### Goal
Without changing a character, return the entries, but not the images they hold.

### Information given
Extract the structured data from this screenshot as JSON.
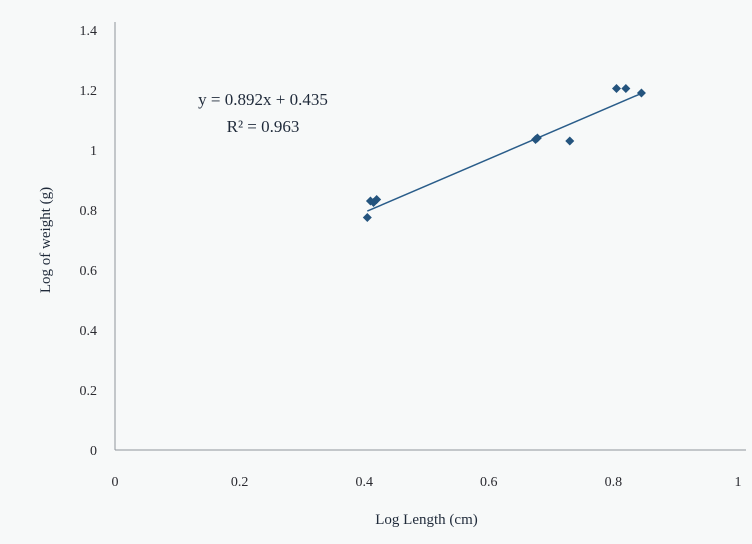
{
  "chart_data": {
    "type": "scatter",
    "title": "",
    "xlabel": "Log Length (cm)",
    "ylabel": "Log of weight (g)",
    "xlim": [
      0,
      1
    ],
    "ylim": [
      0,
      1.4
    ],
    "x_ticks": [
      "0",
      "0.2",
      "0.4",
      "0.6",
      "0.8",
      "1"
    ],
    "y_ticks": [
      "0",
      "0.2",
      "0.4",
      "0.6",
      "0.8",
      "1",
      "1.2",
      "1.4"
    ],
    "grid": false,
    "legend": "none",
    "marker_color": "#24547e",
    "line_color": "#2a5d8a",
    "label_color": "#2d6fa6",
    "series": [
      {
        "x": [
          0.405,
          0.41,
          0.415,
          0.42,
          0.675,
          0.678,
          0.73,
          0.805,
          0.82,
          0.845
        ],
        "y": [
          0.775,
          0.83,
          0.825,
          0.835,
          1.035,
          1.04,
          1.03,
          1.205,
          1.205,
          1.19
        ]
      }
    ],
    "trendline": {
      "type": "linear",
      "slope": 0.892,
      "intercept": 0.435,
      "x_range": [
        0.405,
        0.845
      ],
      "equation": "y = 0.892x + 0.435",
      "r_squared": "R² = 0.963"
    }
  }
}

### Written answer
Extract the structured data from this screenshot as JSON.
{
  "chart_data": {
    "type": "scatter",
    "title": "",
    "xlabel": "Log Length (cm)",
    "ylabel": "Log of weight (g)",
    "xlim": [
      0,
      1
    ],
    "ylim": [
      0,
      1.4
    ],
    "x_ticks": [
      "0",
      "0.2",
      "0.4",
      "0.6",
      "0.8",
      "1"
    ],
    "y_ticks": [
      "0",
      "0.2",
      "0.4",
      "0.6",
      "0.8",
      "1",
      "1.2",
      "1.4"
    ],
    "grid": false,
    "legend": "none",
    "marker_color": "#24547e",
    "line_color": "#2a5d8a",
    "label_color": "#2d6fa6",
    "series": [
      {
        "x": [
          0.405,
          0.41,
          0.415,
          0.42,
          0.675,
          0.678,
          0.73,
          0.805,
          0.82,
          0.845
        ],
        "y": [
          0.775,
          0.83,
          0.825,
          0.835,
          1.035,
          1.04,
          1.03,
          1.205,
          1.205,
          1.19
        ]
      }
    ],
    "trendline": {
      "type": "linear",
      "slope": 0.892,
      "intercept": 0.435,
      "x_range": [
        0.405,
        0.845
      ],
      "equation": "y = 0.892x + 0.435",
      "r_squared": "R² = 0.963"
    }
  }
}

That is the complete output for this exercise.